Stored records:
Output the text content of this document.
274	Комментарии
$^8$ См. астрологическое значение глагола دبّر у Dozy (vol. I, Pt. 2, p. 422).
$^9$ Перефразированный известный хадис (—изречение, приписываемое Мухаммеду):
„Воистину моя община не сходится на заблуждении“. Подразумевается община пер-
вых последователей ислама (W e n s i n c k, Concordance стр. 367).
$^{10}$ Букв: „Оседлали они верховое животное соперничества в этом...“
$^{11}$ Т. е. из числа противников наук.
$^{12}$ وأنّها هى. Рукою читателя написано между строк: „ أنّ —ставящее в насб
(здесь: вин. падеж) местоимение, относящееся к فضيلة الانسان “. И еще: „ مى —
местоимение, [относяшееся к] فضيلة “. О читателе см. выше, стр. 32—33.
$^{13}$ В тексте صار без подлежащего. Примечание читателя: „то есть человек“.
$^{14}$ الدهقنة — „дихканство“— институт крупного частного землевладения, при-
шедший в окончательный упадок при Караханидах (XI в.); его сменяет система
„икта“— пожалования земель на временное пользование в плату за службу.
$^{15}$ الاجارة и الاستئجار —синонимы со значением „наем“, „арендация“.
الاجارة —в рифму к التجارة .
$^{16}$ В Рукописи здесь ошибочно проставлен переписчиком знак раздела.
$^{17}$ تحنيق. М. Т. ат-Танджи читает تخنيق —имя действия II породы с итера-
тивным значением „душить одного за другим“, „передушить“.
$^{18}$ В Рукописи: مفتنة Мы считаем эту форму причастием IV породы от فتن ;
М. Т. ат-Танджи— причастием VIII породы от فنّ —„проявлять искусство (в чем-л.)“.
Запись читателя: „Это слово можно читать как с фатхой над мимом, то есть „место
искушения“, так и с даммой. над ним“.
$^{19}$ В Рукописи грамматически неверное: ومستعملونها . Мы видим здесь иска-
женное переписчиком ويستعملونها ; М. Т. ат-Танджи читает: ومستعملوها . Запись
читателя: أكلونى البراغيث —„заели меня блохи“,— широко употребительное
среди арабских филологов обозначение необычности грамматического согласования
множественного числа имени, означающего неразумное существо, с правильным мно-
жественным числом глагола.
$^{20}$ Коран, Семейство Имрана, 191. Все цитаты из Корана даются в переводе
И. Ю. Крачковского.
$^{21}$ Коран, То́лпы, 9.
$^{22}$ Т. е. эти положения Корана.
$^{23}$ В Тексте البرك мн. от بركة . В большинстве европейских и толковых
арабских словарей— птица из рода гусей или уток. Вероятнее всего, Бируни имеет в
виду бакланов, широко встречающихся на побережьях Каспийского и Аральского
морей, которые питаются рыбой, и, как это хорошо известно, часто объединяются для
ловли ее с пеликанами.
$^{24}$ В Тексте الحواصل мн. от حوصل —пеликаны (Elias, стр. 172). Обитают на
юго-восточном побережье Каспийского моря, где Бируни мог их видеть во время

• **Instructions for the task**
Exactly reproduce all of the entries.

• **Response below**
Output the text content of this document.
274	Комментарии
$^8$ См. астрологическое значение глагола دبّر у Dozy (vol. I, Pt. 2, p. 422).
$^9$ Перефразированный известный хадис (—изречение, приписываемое Мухаммеду):
„Воистину моя община не сходится на заблуждении“. Подразумевается община пер-
вых последователей ислама (W e n s i n c k, Concordance стр. 367).
$^{10}$ Букв: „Оседлали они верховое животное соперничества в этом...“
$^{11}$ Т. е. из числа противников наук.
$^{12}$ وأنّها هى. Рукою читателя написано между строк: „ أنّ —ставящее в насб
(здесь: вин. падеж) местоимение, относящееся к فضيلة الانسان “. И еще: „ مى —
местоимение, [относяшееся к] فضيلة “. О читателе см. выше, стр. 32—33.
$^{13}$ В тексте صار без подлежащего. Примечание читателя: „то есть человек“.
$^{14}$ الدهقنة — „дихканство“— институт крупного частного землевладения, при-
шедший в окончательный упадок при Караханидах (XI в.); его сменяет система
„икта“— пожалования земель на временное пользование в плату за службу.
$^{15}$ الاجارة и الاستئجار —синонимы со значением „наем“, „арендация“.
الاجارة —в рифму к التجارة .
$^{16}$ В Рукописи здесь ошибочно проставлен переписчиком знак раздела.
$^{17}$ تحنيق. М. Т. ат-Танджи читает تخنيق —имя действия II породы с итера-
тивным значением „душить одного за другим“, „передушить“.
$^{18}$ В Рукописи: مفتنة Мы считаем эту форму причастием IV породы от فتن ;
М. Т. ат-Танджи— причастием VIII породы от فنّ —„проявлять искусство (в чем-л.)“.
Запись читателя: „Это слово можно читать как с фатхой над мимом, то есть „место
искушения“, так и с даммой. над ним“.
$^{19}$ В Рукописи грамматически неверное: ومستعملونها . Мы видим здесь иска-
женное переписчиком ويستعملونها ; М. Т. ат-Танджи читает: ومستعملوها . Запись
читателя: أكلونى البراغيث —„заели меня блохи“,— широко употребительное
среди арабских филологов обозначение необычности грамматического согласования
множественного числа имени, означающего неразумное существо, с правильным мно-
жественным числом глагола.
$^{20}$ Коран, Семейство Имрана, 191. Все цитаты из Корана даются в переводе
И. Ю. Крачковского.
$^{21}$ Коран, То́лпы, 9.
$^{22}$ Т. е. эти положения Корана.
$^{23}$ В Тексте البرك мн. от بركة . В большинстве европейских и толковых
арабских словарей— птица из рода гусей или уток. Вероятнее всего, Бируни имеет в
виду бакланов, широко встречающихся на побережьях Каспийского и Аральского
морей, которые питаются рыбой, и, как это хорошо известно, часто объединяются для
ловли ее с пеликанами.
$^{24}$ В Тексте الحواصل мн. от حوصل —пеликаны (Elias, стр. 172). Обитают на
юго-восточном побережье Каспийского моря, где Бируни мог их видеть во время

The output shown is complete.